■ Direction:
State how many lines contain "watermark", and write nothing except that count.

■ Stored records:
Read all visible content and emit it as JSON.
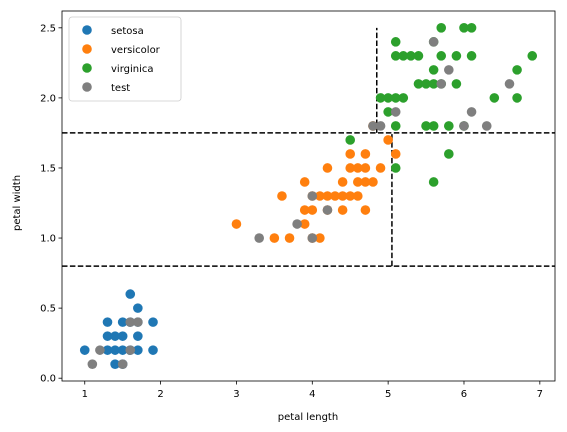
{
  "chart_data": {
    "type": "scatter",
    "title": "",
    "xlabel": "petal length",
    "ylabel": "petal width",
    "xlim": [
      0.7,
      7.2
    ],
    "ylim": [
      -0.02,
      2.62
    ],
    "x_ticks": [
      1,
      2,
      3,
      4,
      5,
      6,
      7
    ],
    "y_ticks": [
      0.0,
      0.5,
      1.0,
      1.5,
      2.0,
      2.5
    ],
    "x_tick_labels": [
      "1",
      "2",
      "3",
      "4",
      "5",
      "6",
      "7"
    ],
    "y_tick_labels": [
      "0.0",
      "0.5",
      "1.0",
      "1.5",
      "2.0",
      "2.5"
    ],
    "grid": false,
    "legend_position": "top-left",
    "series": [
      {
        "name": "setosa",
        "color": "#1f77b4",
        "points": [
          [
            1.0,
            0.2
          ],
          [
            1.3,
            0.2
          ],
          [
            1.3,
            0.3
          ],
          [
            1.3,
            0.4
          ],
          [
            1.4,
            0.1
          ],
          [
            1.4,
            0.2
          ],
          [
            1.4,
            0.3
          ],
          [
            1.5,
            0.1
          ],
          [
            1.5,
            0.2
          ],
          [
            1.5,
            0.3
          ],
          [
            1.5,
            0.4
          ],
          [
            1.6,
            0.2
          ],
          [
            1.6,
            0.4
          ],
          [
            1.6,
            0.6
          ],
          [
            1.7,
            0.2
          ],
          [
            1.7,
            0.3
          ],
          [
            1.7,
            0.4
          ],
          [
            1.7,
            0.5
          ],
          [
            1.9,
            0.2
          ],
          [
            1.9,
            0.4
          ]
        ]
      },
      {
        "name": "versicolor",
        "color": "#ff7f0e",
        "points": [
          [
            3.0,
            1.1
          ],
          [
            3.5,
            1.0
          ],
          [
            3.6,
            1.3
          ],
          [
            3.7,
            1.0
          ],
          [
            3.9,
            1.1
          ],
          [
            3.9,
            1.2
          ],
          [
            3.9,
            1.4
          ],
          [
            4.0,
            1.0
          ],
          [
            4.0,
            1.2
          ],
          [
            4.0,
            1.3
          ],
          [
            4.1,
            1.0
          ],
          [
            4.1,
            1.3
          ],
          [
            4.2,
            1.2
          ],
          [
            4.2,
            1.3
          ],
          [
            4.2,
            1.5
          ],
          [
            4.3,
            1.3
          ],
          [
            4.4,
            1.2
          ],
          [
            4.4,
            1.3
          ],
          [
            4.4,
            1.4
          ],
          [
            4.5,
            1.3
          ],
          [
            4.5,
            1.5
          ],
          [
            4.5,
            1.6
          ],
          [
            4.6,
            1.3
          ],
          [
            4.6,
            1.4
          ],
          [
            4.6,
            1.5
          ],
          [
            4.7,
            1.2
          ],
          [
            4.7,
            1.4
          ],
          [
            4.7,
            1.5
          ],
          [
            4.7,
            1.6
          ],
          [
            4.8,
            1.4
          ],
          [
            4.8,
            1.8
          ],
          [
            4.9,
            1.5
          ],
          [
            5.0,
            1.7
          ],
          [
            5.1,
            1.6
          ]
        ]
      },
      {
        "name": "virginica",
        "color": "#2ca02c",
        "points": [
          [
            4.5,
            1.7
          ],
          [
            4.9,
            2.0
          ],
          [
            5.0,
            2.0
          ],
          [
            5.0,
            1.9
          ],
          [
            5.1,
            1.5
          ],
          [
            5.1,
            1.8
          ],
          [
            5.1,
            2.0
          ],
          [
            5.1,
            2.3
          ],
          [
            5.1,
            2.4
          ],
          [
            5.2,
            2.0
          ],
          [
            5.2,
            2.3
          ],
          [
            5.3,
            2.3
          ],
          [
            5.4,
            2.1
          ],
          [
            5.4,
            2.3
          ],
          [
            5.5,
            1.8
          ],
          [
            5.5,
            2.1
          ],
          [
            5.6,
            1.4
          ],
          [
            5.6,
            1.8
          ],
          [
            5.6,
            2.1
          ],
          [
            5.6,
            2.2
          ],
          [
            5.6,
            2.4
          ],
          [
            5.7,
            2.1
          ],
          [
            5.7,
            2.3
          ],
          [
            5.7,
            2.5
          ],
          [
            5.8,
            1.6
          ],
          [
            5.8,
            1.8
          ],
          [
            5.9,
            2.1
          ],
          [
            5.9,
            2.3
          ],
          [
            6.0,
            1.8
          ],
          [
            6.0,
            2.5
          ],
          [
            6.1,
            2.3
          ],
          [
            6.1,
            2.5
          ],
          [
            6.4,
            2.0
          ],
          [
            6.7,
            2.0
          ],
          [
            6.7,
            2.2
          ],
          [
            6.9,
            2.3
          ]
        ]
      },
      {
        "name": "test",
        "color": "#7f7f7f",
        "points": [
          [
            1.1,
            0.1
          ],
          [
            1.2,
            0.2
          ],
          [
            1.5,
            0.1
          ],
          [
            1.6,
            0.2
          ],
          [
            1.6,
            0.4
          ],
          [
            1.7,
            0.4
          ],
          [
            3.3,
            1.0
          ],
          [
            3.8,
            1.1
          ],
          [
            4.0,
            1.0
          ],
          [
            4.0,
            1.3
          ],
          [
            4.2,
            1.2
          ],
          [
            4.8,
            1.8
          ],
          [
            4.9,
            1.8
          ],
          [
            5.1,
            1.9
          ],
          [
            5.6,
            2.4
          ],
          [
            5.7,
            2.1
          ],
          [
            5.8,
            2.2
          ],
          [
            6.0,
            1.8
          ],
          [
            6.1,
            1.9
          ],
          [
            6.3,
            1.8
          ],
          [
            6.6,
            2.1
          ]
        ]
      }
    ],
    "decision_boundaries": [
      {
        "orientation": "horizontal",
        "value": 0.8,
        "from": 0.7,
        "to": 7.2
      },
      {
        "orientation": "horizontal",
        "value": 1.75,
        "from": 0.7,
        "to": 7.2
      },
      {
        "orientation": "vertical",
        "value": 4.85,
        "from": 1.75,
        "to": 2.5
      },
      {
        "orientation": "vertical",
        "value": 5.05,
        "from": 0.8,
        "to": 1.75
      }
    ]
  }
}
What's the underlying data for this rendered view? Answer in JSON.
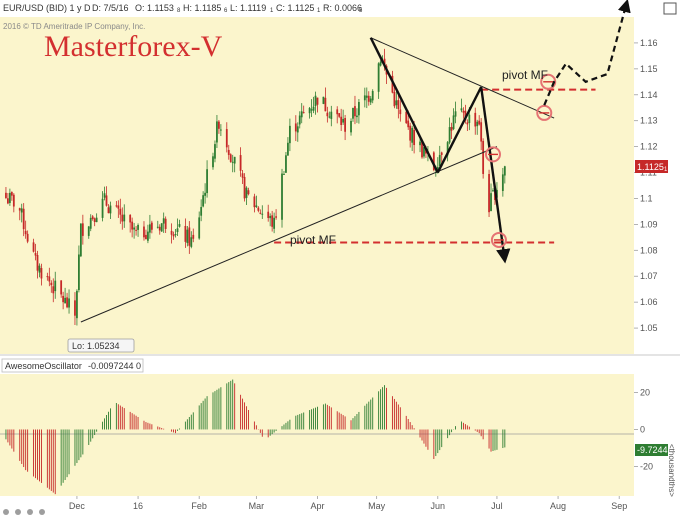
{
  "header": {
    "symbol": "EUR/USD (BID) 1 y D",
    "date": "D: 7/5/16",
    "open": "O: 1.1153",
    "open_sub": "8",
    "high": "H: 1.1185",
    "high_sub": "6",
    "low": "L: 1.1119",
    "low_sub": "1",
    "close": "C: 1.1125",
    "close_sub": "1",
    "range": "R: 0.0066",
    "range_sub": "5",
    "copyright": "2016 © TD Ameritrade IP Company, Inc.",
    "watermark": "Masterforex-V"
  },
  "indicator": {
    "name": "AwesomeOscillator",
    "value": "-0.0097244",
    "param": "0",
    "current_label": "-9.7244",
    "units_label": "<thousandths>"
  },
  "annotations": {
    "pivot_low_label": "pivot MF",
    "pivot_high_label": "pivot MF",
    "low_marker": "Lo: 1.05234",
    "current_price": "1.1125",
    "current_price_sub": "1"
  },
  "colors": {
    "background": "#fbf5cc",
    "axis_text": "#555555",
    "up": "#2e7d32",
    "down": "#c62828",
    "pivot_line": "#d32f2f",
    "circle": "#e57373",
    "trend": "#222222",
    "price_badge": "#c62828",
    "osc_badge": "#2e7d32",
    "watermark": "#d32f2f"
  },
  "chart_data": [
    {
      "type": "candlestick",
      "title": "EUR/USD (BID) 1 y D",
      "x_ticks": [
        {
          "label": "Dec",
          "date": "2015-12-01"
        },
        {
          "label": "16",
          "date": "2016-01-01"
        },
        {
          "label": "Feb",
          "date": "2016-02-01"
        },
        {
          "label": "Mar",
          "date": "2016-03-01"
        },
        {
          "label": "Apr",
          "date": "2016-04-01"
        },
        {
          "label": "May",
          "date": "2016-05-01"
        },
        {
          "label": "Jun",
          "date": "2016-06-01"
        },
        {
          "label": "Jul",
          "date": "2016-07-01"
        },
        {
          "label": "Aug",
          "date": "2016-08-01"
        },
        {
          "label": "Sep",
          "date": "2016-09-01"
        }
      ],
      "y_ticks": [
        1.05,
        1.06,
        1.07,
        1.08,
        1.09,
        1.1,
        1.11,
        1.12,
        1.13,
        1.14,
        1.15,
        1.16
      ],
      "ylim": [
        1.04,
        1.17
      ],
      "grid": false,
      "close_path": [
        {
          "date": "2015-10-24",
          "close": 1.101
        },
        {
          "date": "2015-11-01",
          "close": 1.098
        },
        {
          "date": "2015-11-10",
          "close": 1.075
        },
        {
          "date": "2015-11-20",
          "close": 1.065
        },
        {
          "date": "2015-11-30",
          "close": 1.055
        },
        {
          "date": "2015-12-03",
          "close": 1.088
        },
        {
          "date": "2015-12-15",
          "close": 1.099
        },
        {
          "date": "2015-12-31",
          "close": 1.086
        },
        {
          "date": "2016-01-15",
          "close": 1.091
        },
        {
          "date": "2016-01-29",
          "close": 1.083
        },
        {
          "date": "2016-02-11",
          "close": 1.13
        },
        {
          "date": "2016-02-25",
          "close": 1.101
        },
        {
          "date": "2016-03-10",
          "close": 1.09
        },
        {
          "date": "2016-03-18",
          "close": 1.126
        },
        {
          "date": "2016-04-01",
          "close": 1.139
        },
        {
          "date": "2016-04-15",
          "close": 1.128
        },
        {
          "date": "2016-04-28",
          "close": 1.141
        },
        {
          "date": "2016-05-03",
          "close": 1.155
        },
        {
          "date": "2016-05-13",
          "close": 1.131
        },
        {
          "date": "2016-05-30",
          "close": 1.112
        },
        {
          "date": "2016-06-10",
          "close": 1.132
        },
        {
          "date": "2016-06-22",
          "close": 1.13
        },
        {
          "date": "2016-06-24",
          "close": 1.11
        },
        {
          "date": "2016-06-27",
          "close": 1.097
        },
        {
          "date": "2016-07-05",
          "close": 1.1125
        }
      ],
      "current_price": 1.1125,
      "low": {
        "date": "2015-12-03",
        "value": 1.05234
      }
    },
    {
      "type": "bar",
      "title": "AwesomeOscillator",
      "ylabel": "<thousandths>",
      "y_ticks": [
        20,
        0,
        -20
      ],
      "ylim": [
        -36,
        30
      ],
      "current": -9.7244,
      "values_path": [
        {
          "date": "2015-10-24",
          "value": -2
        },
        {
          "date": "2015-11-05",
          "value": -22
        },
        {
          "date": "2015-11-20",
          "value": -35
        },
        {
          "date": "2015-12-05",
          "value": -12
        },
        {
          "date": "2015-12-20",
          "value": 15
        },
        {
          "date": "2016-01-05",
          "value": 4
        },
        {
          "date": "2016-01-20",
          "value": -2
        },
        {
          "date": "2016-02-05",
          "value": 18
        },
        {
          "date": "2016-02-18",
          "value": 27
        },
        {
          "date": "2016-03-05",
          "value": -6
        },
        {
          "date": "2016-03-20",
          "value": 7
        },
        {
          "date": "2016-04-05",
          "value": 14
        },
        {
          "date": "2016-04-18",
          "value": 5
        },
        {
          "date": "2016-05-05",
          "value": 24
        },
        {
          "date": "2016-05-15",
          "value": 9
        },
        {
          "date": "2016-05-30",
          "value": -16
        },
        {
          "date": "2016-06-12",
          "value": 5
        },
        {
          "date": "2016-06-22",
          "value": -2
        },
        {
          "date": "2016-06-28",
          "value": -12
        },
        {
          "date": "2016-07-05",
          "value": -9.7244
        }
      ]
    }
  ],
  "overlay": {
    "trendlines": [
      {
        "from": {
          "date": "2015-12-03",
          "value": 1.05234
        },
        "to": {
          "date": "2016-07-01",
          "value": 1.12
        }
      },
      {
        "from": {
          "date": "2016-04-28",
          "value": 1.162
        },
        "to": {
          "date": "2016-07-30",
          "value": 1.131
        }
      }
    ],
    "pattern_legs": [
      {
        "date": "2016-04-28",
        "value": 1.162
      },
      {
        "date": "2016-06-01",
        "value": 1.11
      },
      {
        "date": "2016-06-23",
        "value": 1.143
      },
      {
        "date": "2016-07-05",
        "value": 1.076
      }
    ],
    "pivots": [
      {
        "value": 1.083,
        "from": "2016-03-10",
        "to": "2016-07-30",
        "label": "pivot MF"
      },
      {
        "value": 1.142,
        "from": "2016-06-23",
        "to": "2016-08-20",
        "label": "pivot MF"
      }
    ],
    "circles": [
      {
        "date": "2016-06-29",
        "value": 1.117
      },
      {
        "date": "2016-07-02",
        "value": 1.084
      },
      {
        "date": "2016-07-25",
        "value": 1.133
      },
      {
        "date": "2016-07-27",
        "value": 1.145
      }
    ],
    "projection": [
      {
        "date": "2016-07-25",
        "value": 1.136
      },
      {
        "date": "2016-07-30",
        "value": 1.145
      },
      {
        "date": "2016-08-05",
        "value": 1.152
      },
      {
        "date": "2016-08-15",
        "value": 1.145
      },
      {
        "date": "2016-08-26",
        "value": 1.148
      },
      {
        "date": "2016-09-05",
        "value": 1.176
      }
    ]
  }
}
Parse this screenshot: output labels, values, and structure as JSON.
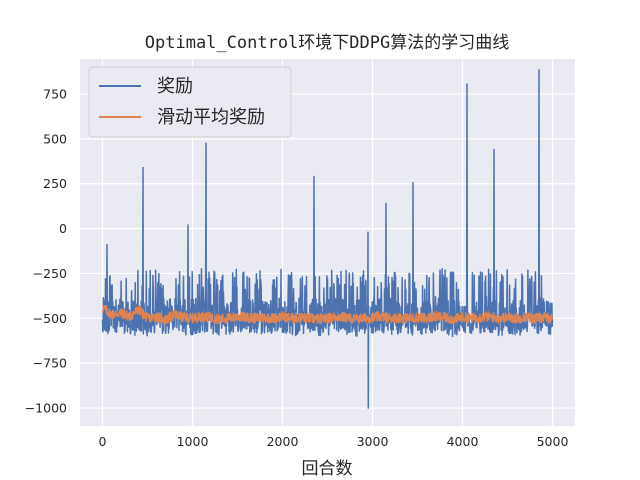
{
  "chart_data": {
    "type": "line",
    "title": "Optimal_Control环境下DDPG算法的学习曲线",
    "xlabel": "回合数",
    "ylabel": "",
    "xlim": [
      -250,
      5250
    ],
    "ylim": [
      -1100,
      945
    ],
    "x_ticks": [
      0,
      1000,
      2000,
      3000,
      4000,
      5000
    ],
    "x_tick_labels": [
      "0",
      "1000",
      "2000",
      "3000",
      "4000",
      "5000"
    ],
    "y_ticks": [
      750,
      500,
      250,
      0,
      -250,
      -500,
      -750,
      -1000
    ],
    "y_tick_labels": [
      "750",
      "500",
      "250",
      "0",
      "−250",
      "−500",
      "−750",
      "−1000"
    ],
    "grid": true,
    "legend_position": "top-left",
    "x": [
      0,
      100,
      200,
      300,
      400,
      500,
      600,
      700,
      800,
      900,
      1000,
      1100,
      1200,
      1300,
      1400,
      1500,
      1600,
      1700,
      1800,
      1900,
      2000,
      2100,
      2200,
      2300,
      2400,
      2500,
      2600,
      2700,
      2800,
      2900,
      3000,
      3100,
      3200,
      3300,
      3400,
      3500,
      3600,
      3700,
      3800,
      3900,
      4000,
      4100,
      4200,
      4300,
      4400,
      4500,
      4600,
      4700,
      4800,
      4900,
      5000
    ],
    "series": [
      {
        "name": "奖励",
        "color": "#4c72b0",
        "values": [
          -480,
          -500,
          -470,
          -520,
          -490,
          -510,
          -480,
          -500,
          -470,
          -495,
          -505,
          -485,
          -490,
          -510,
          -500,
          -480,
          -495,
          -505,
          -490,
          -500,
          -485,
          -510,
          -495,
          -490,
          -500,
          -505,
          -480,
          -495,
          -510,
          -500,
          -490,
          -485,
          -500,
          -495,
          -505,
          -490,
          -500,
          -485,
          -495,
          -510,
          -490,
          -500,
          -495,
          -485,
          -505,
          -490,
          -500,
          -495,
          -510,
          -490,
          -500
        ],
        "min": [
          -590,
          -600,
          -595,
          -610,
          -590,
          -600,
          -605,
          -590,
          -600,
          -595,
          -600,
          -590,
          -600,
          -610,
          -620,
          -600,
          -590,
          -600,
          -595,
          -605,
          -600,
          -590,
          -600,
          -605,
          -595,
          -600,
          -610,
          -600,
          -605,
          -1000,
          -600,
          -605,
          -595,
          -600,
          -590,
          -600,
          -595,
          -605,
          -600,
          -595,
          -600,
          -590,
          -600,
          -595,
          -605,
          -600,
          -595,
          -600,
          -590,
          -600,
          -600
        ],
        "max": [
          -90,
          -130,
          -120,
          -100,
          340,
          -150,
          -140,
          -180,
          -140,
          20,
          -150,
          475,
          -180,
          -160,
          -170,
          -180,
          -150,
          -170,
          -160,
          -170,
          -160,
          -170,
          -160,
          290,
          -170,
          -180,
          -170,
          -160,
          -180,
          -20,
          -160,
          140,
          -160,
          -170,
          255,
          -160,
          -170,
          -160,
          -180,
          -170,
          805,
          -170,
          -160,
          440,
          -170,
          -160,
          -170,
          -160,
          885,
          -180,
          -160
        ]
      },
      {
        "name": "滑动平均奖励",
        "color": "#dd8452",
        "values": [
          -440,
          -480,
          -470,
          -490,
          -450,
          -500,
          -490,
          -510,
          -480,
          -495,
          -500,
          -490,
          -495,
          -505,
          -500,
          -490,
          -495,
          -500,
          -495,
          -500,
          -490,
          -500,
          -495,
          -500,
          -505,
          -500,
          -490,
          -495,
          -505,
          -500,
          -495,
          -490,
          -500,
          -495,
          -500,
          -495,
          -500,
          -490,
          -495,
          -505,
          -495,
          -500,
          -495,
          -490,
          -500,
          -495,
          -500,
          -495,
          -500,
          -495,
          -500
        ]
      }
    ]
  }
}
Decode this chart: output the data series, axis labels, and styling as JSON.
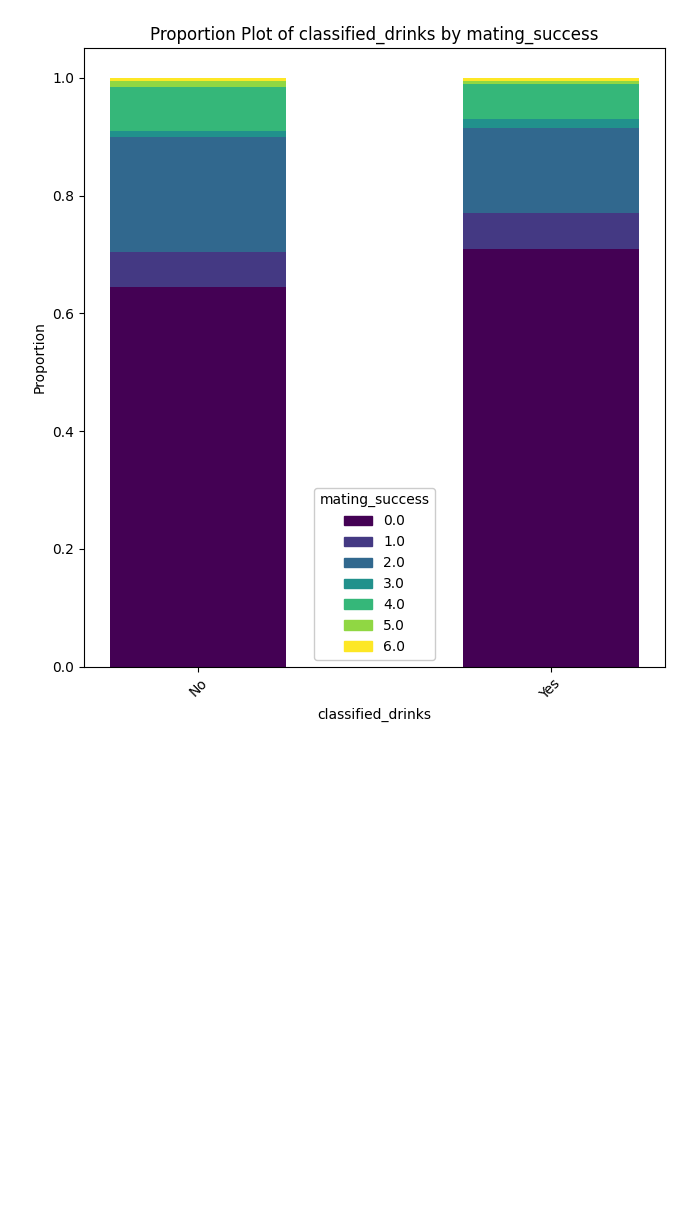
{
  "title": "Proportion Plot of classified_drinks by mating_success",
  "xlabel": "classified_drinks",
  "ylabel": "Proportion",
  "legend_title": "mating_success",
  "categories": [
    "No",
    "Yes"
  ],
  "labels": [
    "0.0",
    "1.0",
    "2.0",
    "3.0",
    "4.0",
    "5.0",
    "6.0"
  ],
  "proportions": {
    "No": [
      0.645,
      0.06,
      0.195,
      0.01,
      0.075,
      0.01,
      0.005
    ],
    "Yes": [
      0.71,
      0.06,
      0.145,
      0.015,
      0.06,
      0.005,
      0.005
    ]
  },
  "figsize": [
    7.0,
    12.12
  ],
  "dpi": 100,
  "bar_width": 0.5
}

■ Result:
2